EXTRACTED DATA =
-- -- --
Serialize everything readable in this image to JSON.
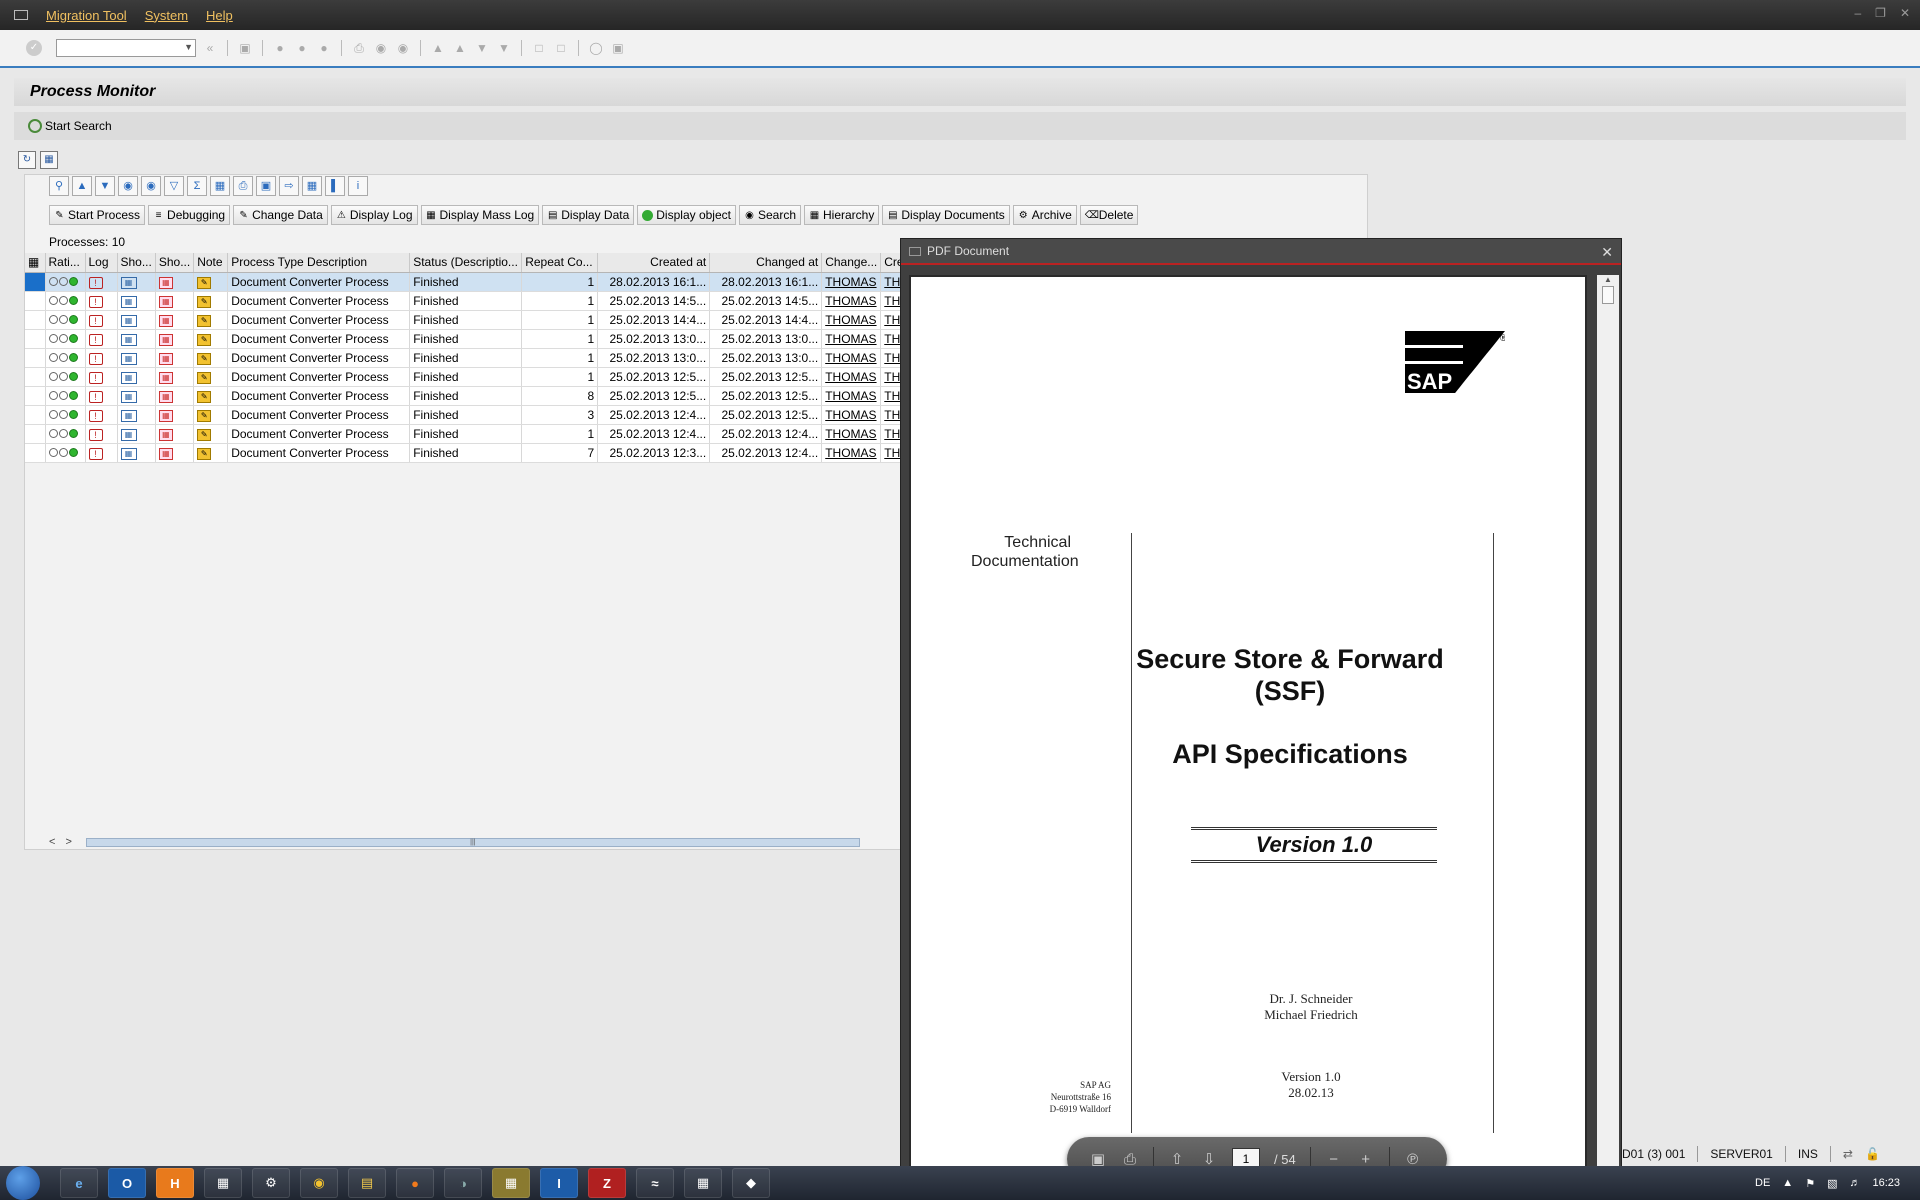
{
  "menubar": {
    "items": [
      "Migration Tool",
      "System",
      "Help"
    ]
  },
  "page": {
    "title": "Process Monitor",
    "start_search": "Start Search"
  },
  "alv": {
    "buttons": [
      "Start Process",
      "Debugging",
      "Change Data",
      "Display Log",
      "Display Mass Log",
      "Display  Data",
      "Display object",
      "Search",
      "Hierarchy",
      "Display Documents",
      "Archive",
      "Delete"
    ],
    "process_count": "Processes: 10",
    "columns": [
      "Rati...",
      "Log",
      "Sho...",
      "Sho...",
      "Note",
      "Process Type Description",
      "Status (Descriptio...",
      "Repeat Co...",
      "Created at",
      "Changed at",
      "Change...",
      "Crea"
    ],
    "rows": [
      {
        "desc": "Document Converter Process",
        "status": "Finished",
        "repeat": "1",
        "created": "28.02.2013 16:1...",
        "changed": "28.02.2013 16:1...",
        "changer": "THOMAS",
        "creator": "THO"
      },
      {
        "desc": "Document Converter Process",
        "status": "Finished",
        "repeat": "1",
        "created": "25.02.2013 14:5...",
        "changed": "25.02.2013 14:5...",
        "changer": "THOMAS",
        "creator": "THO"
      },
      {
        "desc": "Document Converter Process",
        "status": "Finished",
        "repeat": "1",
        "created": "25.02.2013 14:4...",
        "changed": "25.02.2013 14:4...",
        "changer": "THOMAS",
        "creator": "THO"
      },
      {
        "desc": "Document Converter Process",
        "status": "Finished",
        "repeat": "1",
        "created": "25.02.2013 13:0...",
        "changed": "25.02.2013 13:0...",
        "changer": "THOMAS",
        "creator": "THO"
      },
      {
        "desc": "Document Converter Process",
        "status": "Finished",
        "repeat": "1",
        "created": "25.02.2013 13:0...",
        "changed": "25.02.2013 13:0...",
        "changer": "THOMAS",
        "creator": "THO"
      },
      {
        "desc": "Document Converter Process",
        "status": "Finished",
        "repeat": "1",
        "created": "25.02.2013 12:5...",
        "changed": "25.02.2013 12:5...",
        "changer": "THOMAS",
        "creator": "THO"
      },
      {
        "desc": "Document Converter Process",
        "status": "Finished",
        "repeat": "8",
        "created": "25.02.2013 12:5...",
        "changed": "25.02.2013 12:5...",
        "changer": "THOMAS",
        "creator": "THO"
      },
      {
        "desc": "Document Converter Process",
        "status": "Finished",
        "repeat": "3",
        "created": "25.02.2013 12:4...",
        "changed": "25.02.2013 12:5...",
        "changer": "THOMAS",
        "creator": "THO"
      },
      {
        "desc": "Document Converter Process",
        "status": "Finished",
        "repeat": "1",
        "created": "25.02.2013 12:4...",
        "changed": "25.02.2013 12:4...",
        "changer": "THOMAS",
        "creator": "THO"
      },
      {
        "desc": "Document Converter Process",
        "status": "Finished",
        "repeat": "7",
        "created": "25.02.2013 12:3...",
        "changed": "25.02.2013 12:4...",
        "changer": "THOMAS",
        "creator": "THO"
      }
    ]
  },
  "pdf": {
    "window_title": "PDF Document",
    "logo_text": "SAP",
    "tech_doc": "Technical Documentation",
    "title1": "Secure Store & Forward (SSF)",
    "title2": "API Specifications",
    "version_box": "Version 1.0",
    "authors": [
      "Dr. J. Schneider",
      "Michael Friedrich"
    ],
    "version_line": "Version 1.0",
    "date_line": "28.02.13",
    "address": [
      "SAP AG",
      "Neurottstraße 16",
      "D-6919 Walldorf"
    ],
    "current_page": "1",
    "total_pages": "/ 54"
  },
  "statusbar": {
    "session": "D01 (3) 001",
    "server": "SERVER01",
    "mode": "INS"
  },
  "taskbar": {
    "lang": "DE",
    "time": "16:23"
  },
  "colors": {
    "accent": "#3a7dbf",
    "menu_text": "#f0c060",
    "selection": "#1a6fc9"
  }
}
-- -- --
WHAT YOU NEED TO DO = Without the pictures, repeat the listing above exactly.

SOLUTION FOR THIS EXERCISE =
Serialize everything readable in this image to JSON.
{
  "menubar": {
    "items": [
      "Migration Tool",
      "System",
      "Help"
    ]
  },
  "page": {
    "title": "Process Monitor",
    "start_search": "Start Search"
  },
  "alv": {
    "buttons": [
      "Start Process",
      "Debugging",
      "Change Data",
      "Display Log",
      "Display Mass Log",
      "Display  Data",
      "Display object",
      "Search",
      "Hierarchy",
      "Display Documents",
      "Archive",
      "Delete"
    ],
    "process_count": "Processes: 10",
    "columns": [
      "Rati...",
      "Log",
      "Sho...",
      "Sho...",
      "Note",
      "Process Type Description",
      "Status (Descriptio...",
      "Repeat Co...",
      "Created at",
      "Changed at",
      "Change...",
      "Crea"
    ],
    "rows": [
      {
        "desc": "Document Converter Process",
        "status": "Finished",
        "repeat": "1",
        "created": "28.02.2013 16:1...",
        "changed": "28.02.2013 16:1...",
        "changer": "THOMAS",
        "creator": "THO"
      },
      {
        "desc": "Document Converter Process",
        "status": "Finished",
        "repeat": "1",
        "created": "25.02.2013 14:5...",
        "changed": "25.02.2013 14:5...",
        "changer": "THOMAS",
        "creator": "THO"
      },
      {
        "desc": "Document Converter Process",
        "status": "Finished",
        "repeat": "1",
        "created": "25.02.2013 14:4...",
        "changed": "25.02.2013 14:4...",
        "changer": "THOMAS",
        "creator": "THO"
      },
      {
        "desc": "Document Converter Process",
        "status": "Finished",
        "repeat": "1",
        "created": "25.02.2013 13:0...",
        "changed": "25.02.2013 13:0...",
        "changer": "THOMAS",
        "creator": "THO"
      },
      {
        "desc": "Document Converter Process",
        "status": "Finished",
        "repeat": "1",
        "created": "25.02.2013 13:0...",
        "changed": "25.02.2013 13:0...",
        "changer": "THOMAS",
        "creator": "THO"
      },
      {
        "desc": "Document Converter Process",
        "status": "Finished",
        "repeat": "1",
        "created": "25.02.2013 12:5...",
        "changed": "25.02.2013 12:5...",
        "changer": "THOMAS",
        "creator": "THO"
      },
      {
        "desc": "Document Converter Process",
        "status": "Finished",
        "repeat": "8",
        "created": "25.02.2013 12:5...",
        "changed": "25.02.2013 12:5...",
        "changer": "THOMAS",
        "creator": "THO"
      },
      {
        "desc": "Document Converter Process",
        "status": "Finished",
        "repeat": "3",
        "created": "25.02.2013 12:4...",
        "changed": "25.02.2013 12:5...",
        "changer": "THOMAS",
        "creator": "THO"
      },
      {
        "desc": "Document Converter Process",
        "status": "Finished",
        "repeat": "1",
        "created": "25.02.2013 12:4...",
        "changed": "25.02.2013 12:4...",
        "changer": "THOMAS",
        "creator": "THO"
      },
      {
        "desc": "Document Converter Process",
        "status": "Finished",
        "repeat": "7",
        "created": "25.02.2013 12:3...",
        "changed": "25.02.2013 12:4...",
        "changer": "THOMAS",
        "creator": "THO"
      }
    ]
  },
  "pdf": {
    "window_title": "PDF Document",
    "logo_text": "SAP",
    "tech_doc": "Technical Documentation",
    "title1": "Secure Store & Forward (SSF)",
    "title2": "API Specifications",
    "version_box": "Version 1.0",
    "authors": [
      "Dr. J. Schneider",
      "Michael Friedrich"
    ],
    "version_line": "Version 1.0",
    "date_line": "28.02.13",
    "address": [
      "SAP AG",
      "Neurottstraße 16",
      "D-6919 Walldorf"
    ],
    "current_page": "1",
    "total_pages": "/ 54"
  },
  "statusbar": {
    "session": "D01 (3) 001",
    "server": "SERVER01",
    "mode": "INS"
  },
  "taskbar": {
    "lang": "DE",
    "time": "16:23"
  },
  "colors": {
    "accent": "#3a7dbf",
    "menu_text": "#f0c060",
    "selection": "#1a6fc9"
  }
}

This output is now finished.